### Data entries
= = = = = = =

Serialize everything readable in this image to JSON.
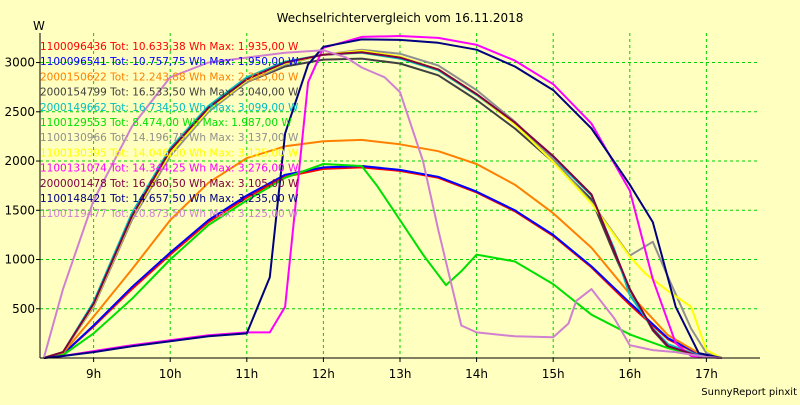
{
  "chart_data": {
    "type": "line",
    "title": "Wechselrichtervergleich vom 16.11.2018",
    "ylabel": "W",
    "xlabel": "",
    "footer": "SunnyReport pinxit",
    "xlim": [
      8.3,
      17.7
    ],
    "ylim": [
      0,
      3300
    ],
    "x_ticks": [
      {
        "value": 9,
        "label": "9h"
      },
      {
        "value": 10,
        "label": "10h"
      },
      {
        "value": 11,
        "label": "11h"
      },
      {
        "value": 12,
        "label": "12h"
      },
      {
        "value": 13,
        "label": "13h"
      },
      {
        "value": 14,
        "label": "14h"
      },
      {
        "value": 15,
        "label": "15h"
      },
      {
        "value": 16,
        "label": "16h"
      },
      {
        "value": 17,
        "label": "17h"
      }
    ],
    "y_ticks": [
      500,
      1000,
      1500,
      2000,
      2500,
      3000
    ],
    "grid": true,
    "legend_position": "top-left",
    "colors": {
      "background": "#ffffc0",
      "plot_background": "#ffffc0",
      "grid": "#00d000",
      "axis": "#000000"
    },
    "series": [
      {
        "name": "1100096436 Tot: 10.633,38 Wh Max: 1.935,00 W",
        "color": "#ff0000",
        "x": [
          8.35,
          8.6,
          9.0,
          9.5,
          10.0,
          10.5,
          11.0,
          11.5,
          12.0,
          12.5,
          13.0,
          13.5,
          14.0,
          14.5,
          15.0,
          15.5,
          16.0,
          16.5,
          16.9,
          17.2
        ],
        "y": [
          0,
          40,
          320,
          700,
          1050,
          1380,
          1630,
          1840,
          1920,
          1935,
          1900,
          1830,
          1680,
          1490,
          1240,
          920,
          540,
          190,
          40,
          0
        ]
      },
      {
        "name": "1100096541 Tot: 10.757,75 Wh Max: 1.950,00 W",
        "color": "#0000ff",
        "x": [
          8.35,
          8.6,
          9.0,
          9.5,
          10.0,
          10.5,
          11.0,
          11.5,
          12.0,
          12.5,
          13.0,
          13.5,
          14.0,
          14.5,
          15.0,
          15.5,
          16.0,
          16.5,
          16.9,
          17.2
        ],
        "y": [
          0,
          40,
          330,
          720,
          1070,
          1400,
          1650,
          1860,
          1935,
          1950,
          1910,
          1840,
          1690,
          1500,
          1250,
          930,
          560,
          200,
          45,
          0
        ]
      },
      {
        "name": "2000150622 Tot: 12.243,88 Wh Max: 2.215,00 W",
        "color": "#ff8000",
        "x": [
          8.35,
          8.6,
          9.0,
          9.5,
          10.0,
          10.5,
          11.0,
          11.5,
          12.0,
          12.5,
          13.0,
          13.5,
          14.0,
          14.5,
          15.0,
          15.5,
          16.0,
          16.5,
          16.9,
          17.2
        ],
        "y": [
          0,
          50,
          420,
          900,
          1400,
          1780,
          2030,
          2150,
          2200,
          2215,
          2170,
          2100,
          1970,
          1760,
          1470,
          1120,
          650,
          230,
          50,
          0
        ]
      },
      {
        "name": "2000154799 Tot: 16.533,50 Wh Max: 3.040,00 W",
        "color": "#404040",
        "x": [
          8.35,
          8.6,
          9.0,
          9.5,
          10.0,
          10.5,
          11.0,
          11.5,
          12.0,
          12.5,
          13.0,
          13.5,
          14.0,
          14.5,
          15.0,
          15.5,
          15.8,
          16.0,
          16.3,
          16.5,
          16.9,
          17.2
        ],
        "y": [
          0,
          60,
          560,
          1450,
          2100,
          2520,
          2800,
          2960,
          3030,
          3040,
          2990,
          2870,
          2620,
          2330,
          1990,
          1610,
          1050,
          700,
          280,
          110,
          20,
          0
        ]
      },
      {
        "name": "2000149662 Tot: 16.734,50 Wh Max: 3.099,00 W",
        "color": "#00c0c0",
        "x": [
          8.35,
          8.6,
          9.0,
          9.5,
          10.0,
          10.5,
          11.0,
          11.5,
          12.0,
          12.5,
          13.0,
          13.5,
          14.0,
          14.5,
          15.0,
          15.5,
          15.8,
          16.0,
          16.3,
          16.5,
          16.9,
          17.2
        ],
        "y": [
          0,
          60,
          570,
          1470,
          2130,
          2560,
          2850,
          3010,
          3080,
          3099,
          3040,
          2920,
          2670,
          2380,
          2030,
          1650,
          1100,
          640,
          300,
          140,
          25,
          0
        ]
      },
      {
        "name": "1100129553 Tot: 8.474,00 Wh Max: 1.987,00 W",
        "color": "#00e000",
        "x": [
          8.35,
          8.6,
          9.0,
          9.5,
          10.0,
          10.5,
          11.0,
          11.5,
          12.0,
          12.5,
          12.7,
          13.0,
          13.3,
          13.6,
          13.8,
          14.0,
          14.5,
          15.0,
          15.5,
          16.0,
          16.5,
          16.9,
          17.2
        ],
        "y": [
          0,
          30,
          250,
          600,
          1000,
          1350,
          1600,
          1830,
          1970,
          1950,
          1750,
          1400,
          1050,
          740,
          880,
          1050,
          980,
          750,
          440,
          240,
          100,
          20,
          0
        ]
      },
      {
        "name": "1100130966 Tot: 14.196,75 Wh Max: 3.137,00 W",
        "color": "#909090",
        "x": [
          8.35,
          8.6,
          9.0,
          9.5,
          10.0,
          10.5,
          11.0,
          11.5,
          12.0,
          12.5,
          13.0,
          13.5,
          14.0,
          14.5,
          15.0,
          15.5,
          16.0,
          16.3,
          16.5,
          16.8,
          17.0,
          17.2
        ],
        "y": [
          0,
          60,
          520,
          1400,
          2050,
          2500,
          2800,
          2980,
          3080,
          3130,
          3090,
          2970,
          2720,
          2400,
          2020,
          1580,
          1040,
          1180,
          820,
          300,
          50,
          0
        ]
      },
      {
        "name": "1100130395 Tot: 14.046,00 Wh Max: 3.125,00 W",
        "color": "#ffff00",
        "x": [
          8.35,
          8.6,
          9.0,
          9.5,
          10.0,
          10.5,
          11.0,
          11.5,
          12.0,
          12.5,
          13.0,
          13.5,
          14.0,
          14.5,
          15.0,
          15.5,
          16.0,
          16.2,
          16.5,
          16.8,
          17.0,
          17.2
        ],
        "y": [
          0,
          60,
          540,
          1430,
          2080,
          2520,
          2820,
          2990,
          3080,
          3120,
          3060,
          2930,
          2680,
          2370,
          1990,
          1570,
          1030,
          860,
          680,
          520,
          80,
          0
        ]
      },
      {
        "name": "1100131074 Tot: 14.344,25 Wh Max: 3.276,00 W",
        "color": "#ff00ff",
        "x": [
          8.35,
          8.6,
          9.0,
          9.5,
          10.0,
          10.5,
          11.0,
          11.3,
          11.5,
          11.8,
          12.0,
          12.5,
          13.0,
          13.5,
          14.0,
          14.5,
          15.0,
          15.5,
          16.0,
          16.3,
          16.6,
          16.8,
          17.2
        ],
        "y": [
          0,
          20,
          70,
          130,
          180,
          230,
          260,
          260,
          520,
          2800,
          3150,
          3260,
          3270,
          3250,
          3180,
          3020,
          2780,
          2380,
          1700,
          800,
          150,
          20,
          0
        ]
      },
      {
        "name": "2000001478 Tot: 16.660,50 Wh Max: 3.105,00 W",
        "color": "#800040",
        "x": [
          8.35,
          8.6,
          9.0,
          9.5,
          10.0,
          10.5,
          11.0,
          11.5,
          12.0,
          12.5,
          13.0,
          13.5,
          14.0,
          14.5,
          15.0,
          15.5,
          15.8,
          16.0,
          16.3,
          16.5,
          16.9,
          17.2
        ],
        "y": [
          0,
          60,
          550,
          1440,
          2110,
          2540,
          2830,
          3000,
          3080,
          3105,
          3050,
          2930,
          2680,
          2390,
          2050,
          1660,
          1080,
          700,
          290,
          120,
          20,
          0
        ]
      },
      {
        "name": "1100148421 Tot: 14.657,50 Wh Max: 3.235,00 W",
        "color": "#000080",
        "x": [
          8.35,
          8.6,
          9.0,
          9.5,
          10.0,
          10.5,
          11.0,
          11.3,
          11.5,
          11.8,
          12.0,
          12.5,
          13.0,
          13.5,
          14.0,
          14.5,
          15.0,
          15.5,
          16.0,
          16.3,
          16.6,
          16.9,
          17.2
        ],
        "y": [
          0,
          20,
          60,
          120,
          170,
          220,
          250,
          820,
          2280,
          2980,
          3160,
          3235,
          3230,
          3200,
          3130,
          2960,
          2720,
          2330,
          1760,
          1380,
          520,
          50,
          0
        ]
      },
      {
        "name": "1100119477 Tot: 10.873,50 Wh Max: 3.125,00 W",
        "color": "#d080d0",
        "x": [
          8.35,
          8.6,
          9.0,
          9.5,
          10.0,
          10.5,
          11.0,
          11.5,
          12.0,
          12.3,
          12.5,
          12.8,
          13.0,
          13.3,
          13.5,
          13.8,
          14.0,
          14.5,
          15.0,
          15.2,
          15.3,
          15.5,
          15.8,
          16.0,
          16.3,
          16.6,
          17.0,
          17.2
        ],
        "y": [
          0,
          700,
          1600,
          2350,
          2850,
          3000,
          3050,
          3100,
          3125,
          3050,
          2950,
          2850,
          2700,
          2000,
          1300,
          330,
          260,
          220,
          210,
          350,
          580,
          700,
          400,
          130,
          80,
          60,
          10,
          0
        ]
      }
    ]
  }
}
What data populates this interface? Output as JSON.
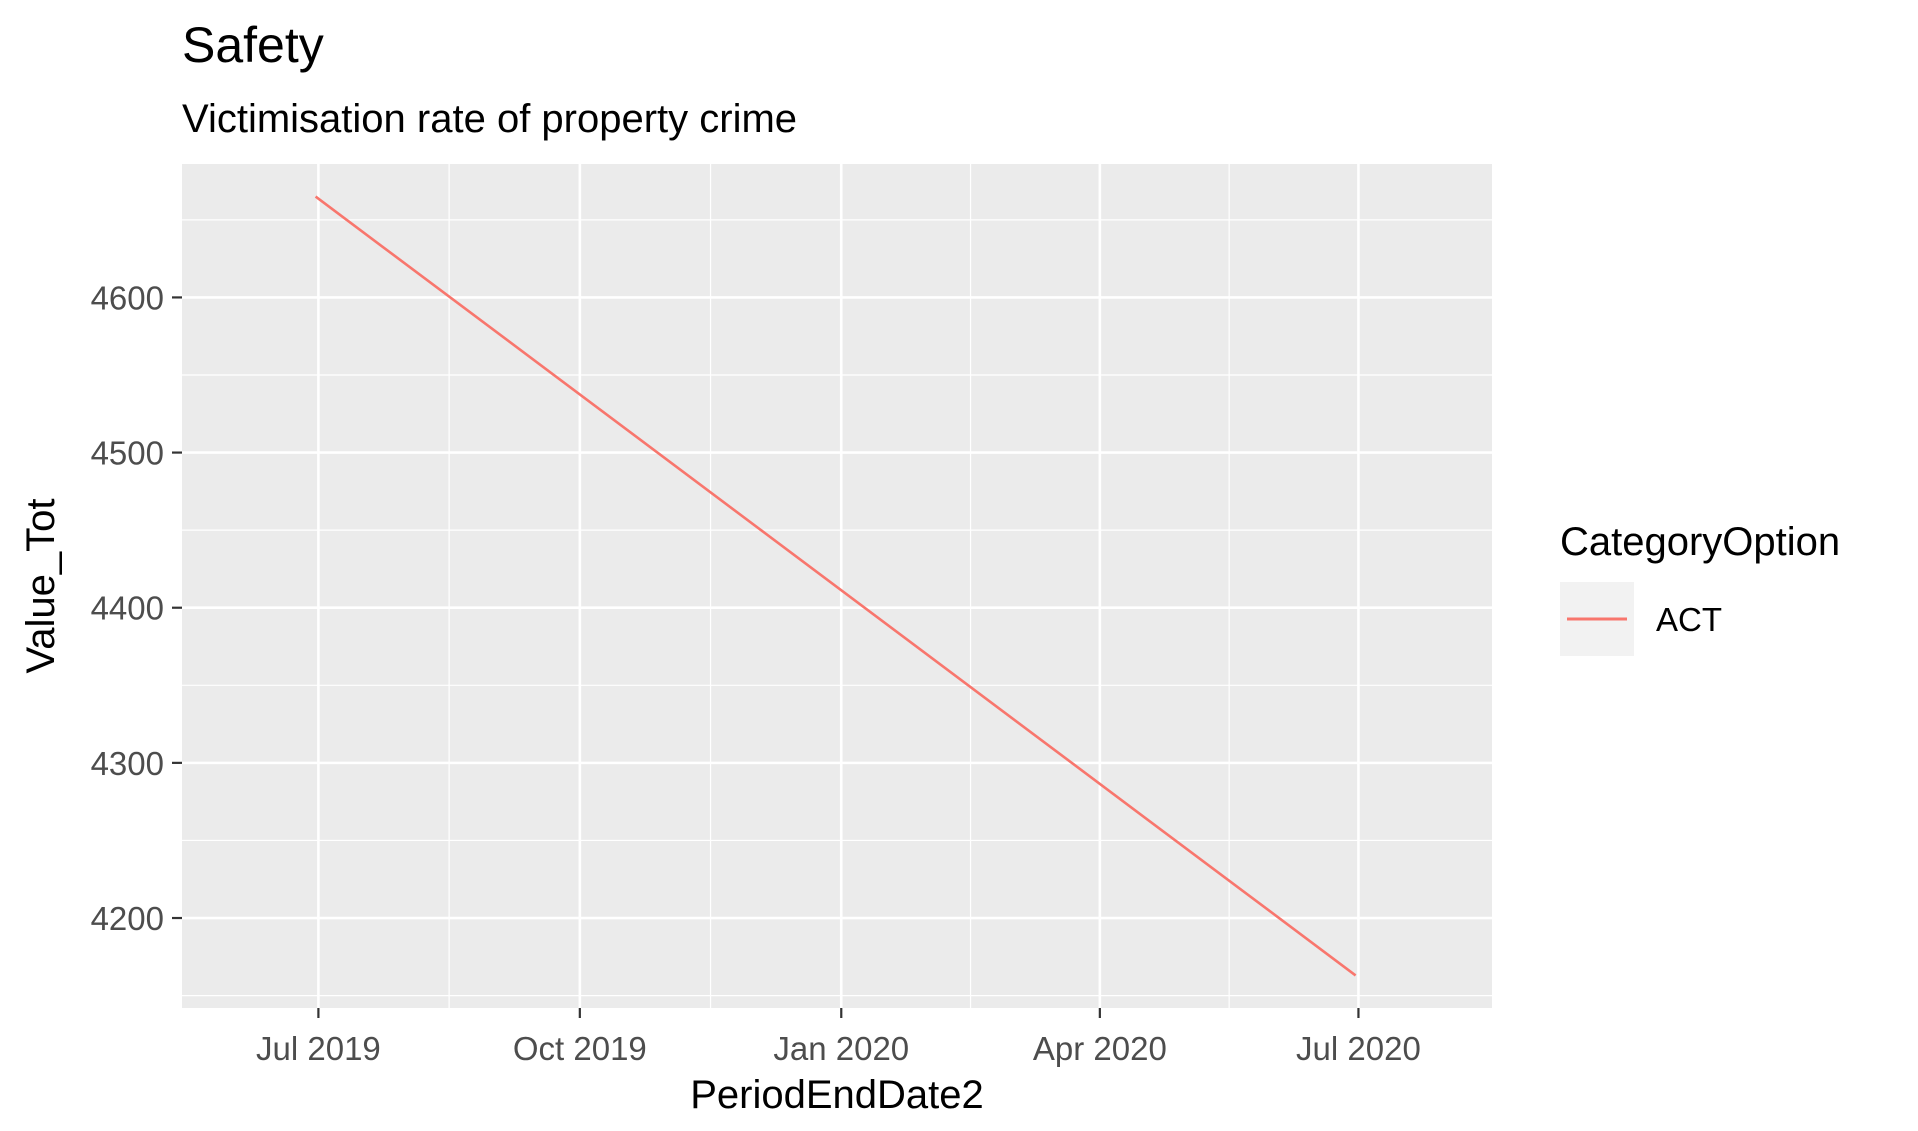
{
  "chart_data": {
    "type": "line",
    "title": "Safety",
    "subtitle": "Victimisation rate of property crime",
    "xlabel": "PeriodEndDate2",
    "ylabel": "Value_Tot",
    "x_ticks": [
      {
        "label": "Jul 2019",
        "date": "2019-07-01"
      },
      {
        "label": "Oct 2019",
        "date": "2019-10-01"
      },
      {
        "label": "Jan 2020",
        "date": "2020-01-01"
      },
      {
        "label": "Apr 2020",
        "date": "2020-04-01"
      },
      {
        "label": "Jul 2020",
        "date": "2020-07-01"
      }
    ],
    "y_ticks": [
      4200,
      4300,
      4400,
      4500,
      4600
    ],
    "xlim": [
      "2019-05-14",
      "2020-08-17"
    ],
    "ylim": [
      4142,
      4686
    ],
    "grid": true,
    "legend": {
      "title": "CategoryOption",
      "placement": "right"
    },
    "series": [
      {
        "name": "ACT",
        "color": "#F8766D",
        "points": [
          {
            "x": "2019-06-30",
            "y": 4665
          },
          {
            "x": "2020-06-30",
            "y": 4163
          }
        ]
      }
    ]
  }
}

= = = = = = =

### WORK REQUIRED
Please retype the lines from the one that contains "What data populates" to the final line of the records, both included, exactly as written and without any pictures.

### CORRECT RESPONSE
What data populates this interface? Output as JSON.
{
  "chart_data": {
    "type": "line",
    "title": "Safety",
    "subtitle": "Victimisation rate of property crime",
    "xlabel": "PeriodEndDate2",
    "ylabel": "Value_Tot",
    "x_ticks": [
      {
        "label": "Jul 2019",
        "date": "2019-07-01"
      },
      {
        "label": "Oct 2019",
        "date": "2019-10-01"
      },
      {
        "label": "Jan 2020",
        "date": "2020-01-01"
      },
      {
        "label": "Apr 2020",
        "date": "2020-04-01"
      },
      {
        "label": "Jul 2020",
        "date": "2020-07-01"
      }
    ],
    "y_ticks": [
      4200,
      4300,
      4400,
      4500,
      4600
    ],
    "xlim": [
      "2019-05-14",
      "2020-08-17"
    ],
    "ylim": [
      4142,
      4686
    ],
    "grid": true,
    "legend": {
      "title": "CategoryOption",
      "placement": "right"
    },
    "series": [
      {
        "name": "ACT",
        "color": "#F8766D",
        "points": [
          {
            "x": "2019-06-30",
            "y": 4665
          },
          {
            "x": "2020-06-30",
            "y": 4163
          }
        ]
      }
    ]
  }
}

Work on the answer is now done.